* Begin The records *
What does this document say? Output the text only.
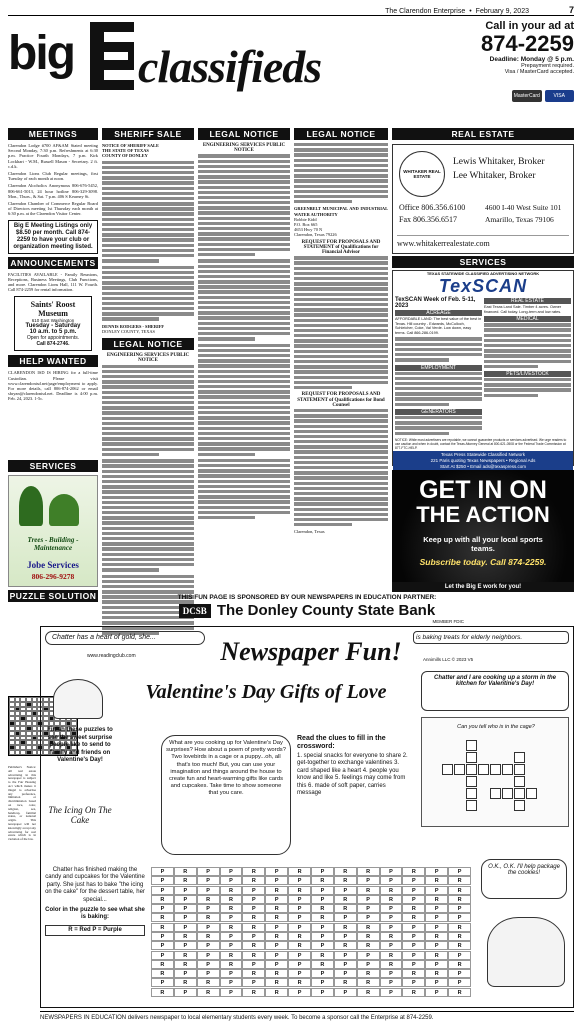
The Clarendon Enterprise • February 9, 2023	7
big classifieds
Call in your ad at
874-2259
Deadline: Monday @ 5 p.m.
Prepayment required.
Visa / MasterCard accepted.
MasterCard	VISA
MEETINGS

Clarendon Lodge #700 AF&AM Stated meeting Second Monday, 7:30 p.m. Refreshments at 6:30 p.m. Practice Fourth Mondays, 7 p.m. Kirk Lockhart - W.M., Russell Mason - Secretary. 2 ft. c.d.k.

Clarendon Lions Club Regular meetings, first Tuesday of each month at noon.

Clarendon Alcoholics Anonymous 806-676-5452, 806-661-5013, 24 hour hotline 806-329-3098. Mon., Thurs., & Sat. 7 p.m. 406 S Kearney St.

Clarendon Chamber of Commerce Regular Board of Directors meeting 1st Thursday each month at 6:30 p.m. at the Clarendon Visitor Center.

Big E Meeting Listings only $8.50 per month. Call 874-2259 to have your club or organization meeting listed.
ANNOUNCEMENTS
FACILITIES AVAILABLE - Family Reunions, Receptions, Business Meetings, Club Functions, and more. Clarendon Lions Hall, 111 W. Fourth. Call 874-2259 for rental information.
Saints' Roost Museum
610 East Washington
Tuesday - Saturday
10 a.m. to 5 p.m.
Open for appointments.
Call 874-2746.
HELP WANTED
CLARENDON ISD IS HIRING for a full-time Custodian. Please visit www.clarendonisd.net/page/employment to apply. For more details, call 806-874-2062 or email sbryan@clarendonisd.net. Deadline is 4:00 p.m. Feb. 24, 2023. 1-5c.
SERVICES
Trees - Building - Maintenance
Jobe Services
806-296-9278
PUZZLE SOLUTION
Publisher's Notice: All real estate advertising in this newspaper is subject to the Fair Housing Act which makes it illegal to advertise any preference, limitation or discrimination based on race, color, religion, sex, handicap, familial status, or national origin. This newspaper will not knowingly accept any advertising for real estate which is in violation of the law.
SHERIFF SALE
NOTICE OF SHERIFF SALE
THE STATE OF TEXAS
COUNTY OF DONLEY
DENNIS RODGERS - SHERIFF
DONLEY COUNTY, TEXAS
LEGAL NOTICE
ENGINEERING SERVICES PUBLIC NOTICE
LEGAL NOTICE
ENGINEERING SERVICES PUBLIC NOTICE
LEGAL NOTICE
GREENBELT MUNICIPAL AND INDUSTRIAL WATER AUTHORITY
Bobbie Kidd
P.O. Box 665
4653 Hwy 70 N
Clarendon, Texas 79226
REQUEST FOR PROPOSALS AND STATEMENT of Qualifications for Financial Advisor
REQUEST FOR PROPOSALS AND STATEMENT of Qualifications for Bond Counsel
Clarendon, Texas
REAL ESTATE
WHITAKER REAL ESTATE
Lewis Whitaker, Broker
Lee Whitaker, Broker
Office 806.356.6100
Fax 806.356.6517
4600 I-40 West Suite 101
Amarillo, Texas 79106
www.whitakerrealestate.com
SERVICES
TEXAS STATEWIDE CLASSIFIED ADVERTISING NETWORK
TexSCAN
TexSCAN Week of Feb. 5-11, 2023
ACREAGE
AFFORDABLE LAND: The best value of the best in Texas. Hill country - Edwards, McCulloch, Schleicher, Coke, Val Verde. Low down, easy terms. Call 866-286-0199.
EMPLOYMENT
GENERATORS
REAL ESTATE
East Texas Land Sale. Timber 4 acres. Owner financed. Call today. Long-term and low rates.
MEDICAL
PETS/LIVESTOCK
NOTICE: While most advertisers are reputable, we cannot guarantee products or services advertised. We urge readers to use caution and when in doubt, contact the Texas Attorney General at 800-621-0508 or the Federal Trade Commission at 877-FTC-HELP.
Texas Press Statewide Classified Network
221 Paris quoting Texas Newspapers • Regional Ads
Start At $250 • Email ads@texaspress.com
GET IN ON
THE ACTION
Keep up with all your local sports
teams.
Subscribe today. Call 874-2259.
Let the Big E work for you!
THIS FUN PAGE IS SPONSORED BY OUR NEWSPAPERS IN EDUCATION PARTNER:
DCSB The Donley County State Bank
MEMBER FDIC
Chatter has a heart of gold, she...	Newspaper Fun!
www.readingclub.com
is baking treats for elderly neighbors.
Annimills LLC © 2023 V5
Finish these puzzles to see the sweet surprise people like to send to family and friends on Valentine's Day!
The Icing On The Cake
Valentine's Day Gifts of Love
Chatter and I are cooking up a storm in the kitchen for Valentine's Day!
Can you tell who is in the cage?
What are you cooking up for Valentine's Day surprises? How about a poem of pretty words? Two lovebirds in a cage or a puppy...oh, all that's too much! But, you can use your imagination and things around the house to create fun and heart-warming gifts like cards and cupcakes. Take time to show someone that you care.
Read the clues to fill in the crossword:
1. special snacks for everyone to share 2. get-together to exchange valentines 3. card shaped like a heart 4. people you know and like 5. feelings may come from this 6. made of soft paper, carries message
Chatter has finished making the candy and cupcakes for the Valentine party. She just has to bake "the icing on the cake" for the dessert table, her special...
Color in the puzzle to see what she is baking:
R = Red P = Purple
P	R	P	P	R	P	R	P	R	R	P	R	P	P
P	R	P	P	R	P	P	R	R	P	P	P	R	R
P	P	P	R	P	R	R	P	P	R	R	P	P	R
R	P	R	R	P	P	P	P	R	P	R	P	R	R
P	P	P	R	P	R	P	R	R	P	P	R	P	P
R	P	R	P	R	R	P	R	P	P	P	R	P	P
R	P	P	R	R	P	P	P	R	R	P	P	P	R
P	R	R	P	P	R	R	P	P	R	R	P	R	R
P	P	P	P	R	P	R	P	R	R	P	P	P	R
P	R	P	R	R	P	P	R	P	P	R	P	R	P
R	R	P	R	P	P	P	R	P	P	R	P	P	R
R	P	P	P	R	R	P	P	P	R	P	R	R	P
P	R	R	P	P	R	R	P	R	R	P	P	P	P
R	P	R	P	R	R	P	P	P	R	P	R	P	R
O.K., O.K. I'll help package the cookies!
NEWSPAPERS IN EDUCATION delivers newspaper to local elementary students every week. To become a sponsor call the Enterprise at 874-2259.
* End The records *
• The task: Tell how many lines of the data include the word "cage", and nothing else.

• Result for this task: 2